• EXERCISE BRIEF: Across the listing below, count the lines that mention the string "text". Reply with the figure only.

++++ DATA TO USE ++++

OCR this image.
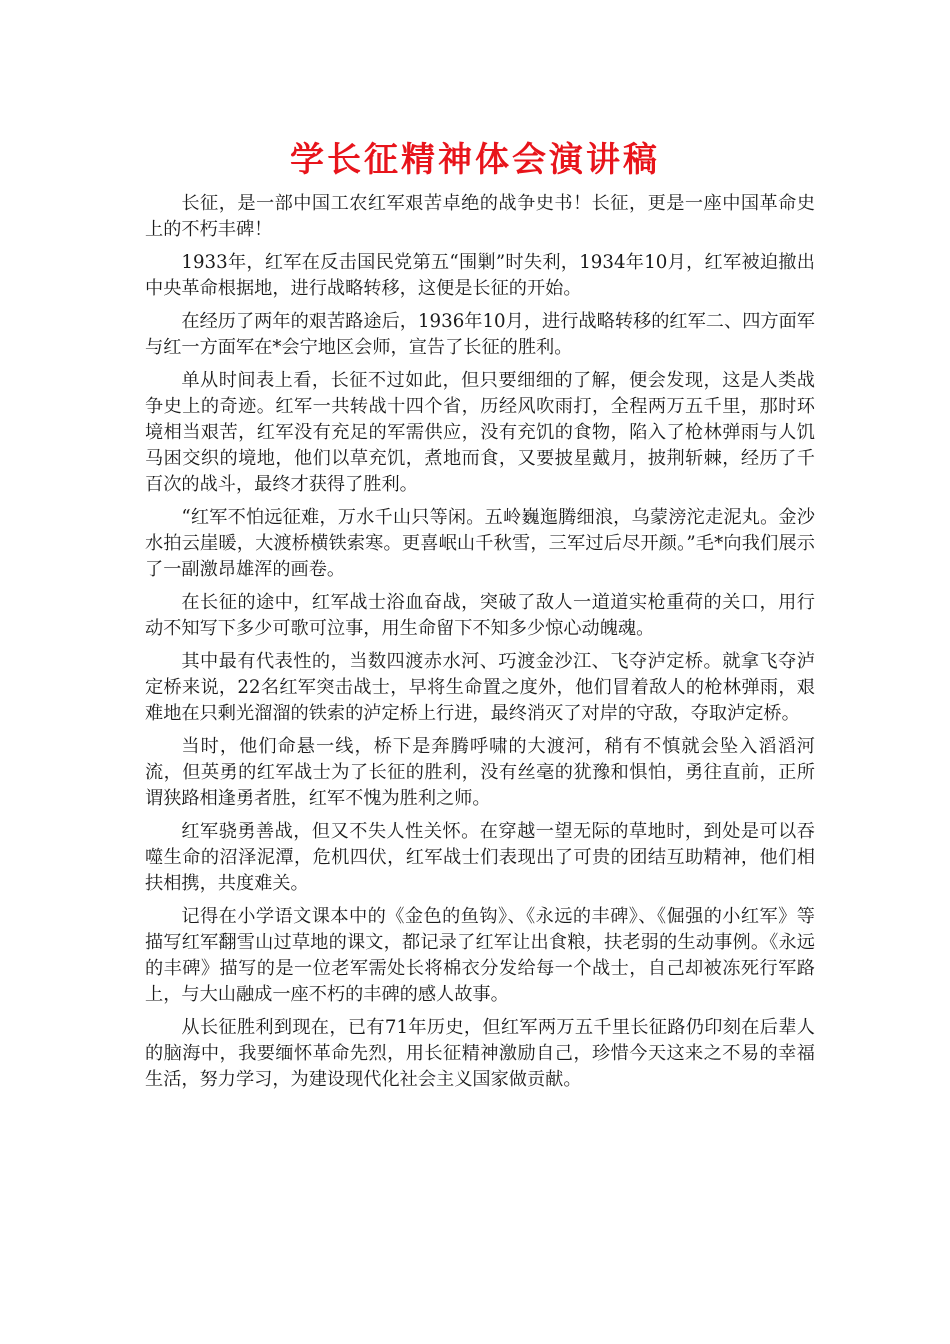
学长征精神体会演讲稿

长征，是一部中国工农红军艰苦卓绝的战争史书！长征，更是一座中国革命史上的不朽丰碑！

1933年，红军在反击国民党第五“围剿”时失利，1934年10月，红军被迫撤出中央革命根据地，进行战略转移，这便是长征的开始。

在经历了两年的艰苦路途后，1936年10月，进行战略转移的红军二、四方面军与红一方面军在*会宁地区会师，宣告了长征的胜利。

单从时间表上看，长征不过如此，但只要细细的了解，便会发现，这是人类战争史上的奇迹。红军一共转战十四个省，历经风吹雨打，全程两万五千里，那时环境相当艰苦，红军没有充足的军需供应，没有充饥的食物，陷入了枪林弹雨与人饥马困交织的境地，他们以草充饥，煮地而食，又要披星戴月，披荆斩棘，经历了千百次的战斗，最终才获得了胜利。

“红军不怕远征难，万水千山只等闲。五岭巍迤腾细浪，乌蒙滂沱走泥丸。金沙水拍云崖暖，大渡桥横铁索寒。更喜岷山千秋雪，三军过后尽开颜。”毛*向我们展示了一副激昂雄浑的画卷。

在长征的途中，红军战士浴血奋战，突破了敌人一道道实枪重荷的关口，用行动不知写下多少可歌可泣事，用生命留下不知多少惊心动魄魂。

其中最有代表性的，当数四渡赤水河、巧渡金沙江、飞夺泸定桥。就拿飞夺泸定桥来说，22名红军突击战士，早将生命置之度外，他们冒着敌人的枪林弹雨，艰难地在只剩光溜溜的铁索的泸定桥上行进，最终消灭了对岸的守敌，夺取泸定桥。

当时，他们命悬一线，桥下是奔腾呼啸的大渡河，稍有不慎就会坠入滔滔河流，但英勇的红军战士为了长征的胜利，没有丝毫的犹豫和惧怕，勇往直前，正所谓狭路相逢勇者胜，红军不愧为胜利之师。

红军骁勇善战，但又不失人性关怀。在穿越一望无际的草地时，到处是可以吞噬生命的沼泽泥潭，危机四伏，红军战士们表现出了可贵的团结互助精神，他们相扶相携，共度难关。

记得在小学语文课本中的《金色的鱼钩》、《永远的丰碑》、《倔强的小红军》等描写红军翻雪山过草地的课文，都记录了红军让出食粮，扶老弱的生动事例。《永远的丰碑》描写的是一位老军需处长将棉衣分发给每一个战士，自己却被冻死行军路上，与大山融成一座不朽的丰碑的感人故事。

从长征胜利到现在，已有71年历史，但红军两万五千里长征路仍印刻在后辈人的脑海中，我要缅怀革命先烈，用长征精神激励自己，珍惜今天这来之不易的幸福生活，努力学习，为建设现代化社会主义国家做贡献。
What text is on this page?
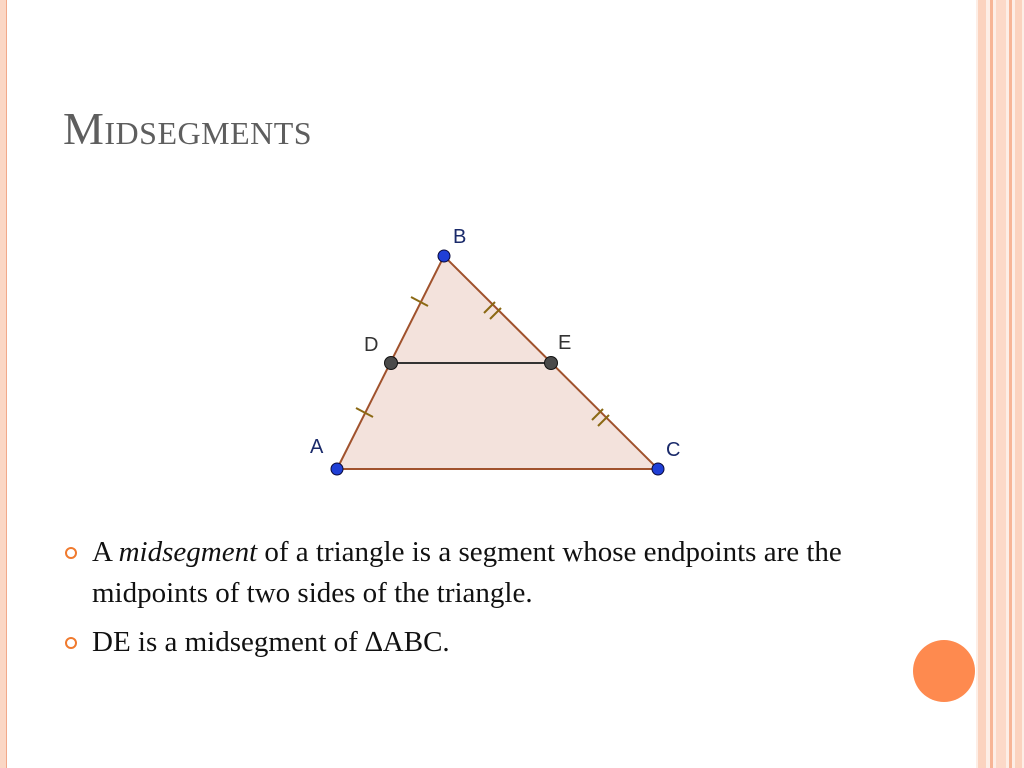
Midsegments
B
D	E
A	C
A midsegment of a triangle is a segment whose endpoints are the midpoints of two sides of the triangle.
DE is a midsegment of ∆ABC.
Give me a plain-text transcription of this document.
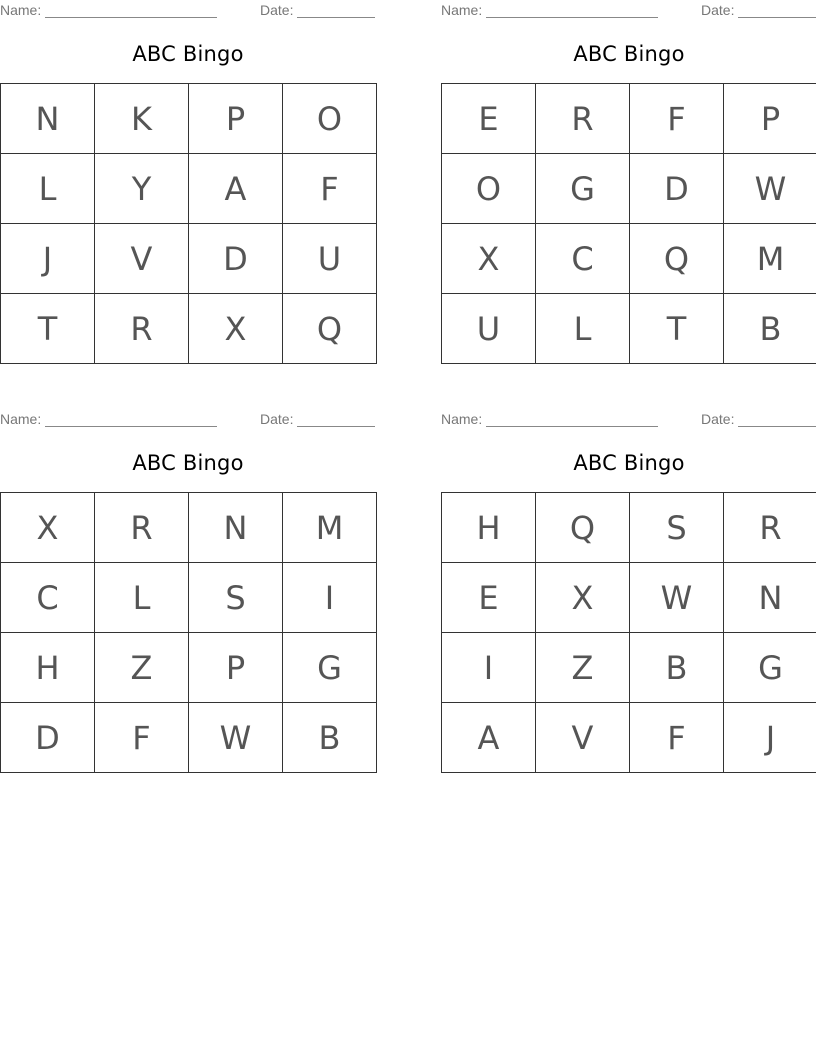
Name:	Date:
ABC Bingo
N	K	P	O
L	Y	A	F
J	V	D	U
T	R	X	Q
Name:	Date:
ABC Bingo
E	R	F	P
O	G	D	W
X	C	Q	M
U	L	T	B
Name:	Date:
ABC Bingo
X	R	N	M
C	L	S	I
H	Z	P	G
D	F	W	B
Name:	Date:
ABC Bingo
H	Q	S	R
E	X	W	N
I	Z	B	G
A	V	F	J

++++

• TASK ANSWER: 2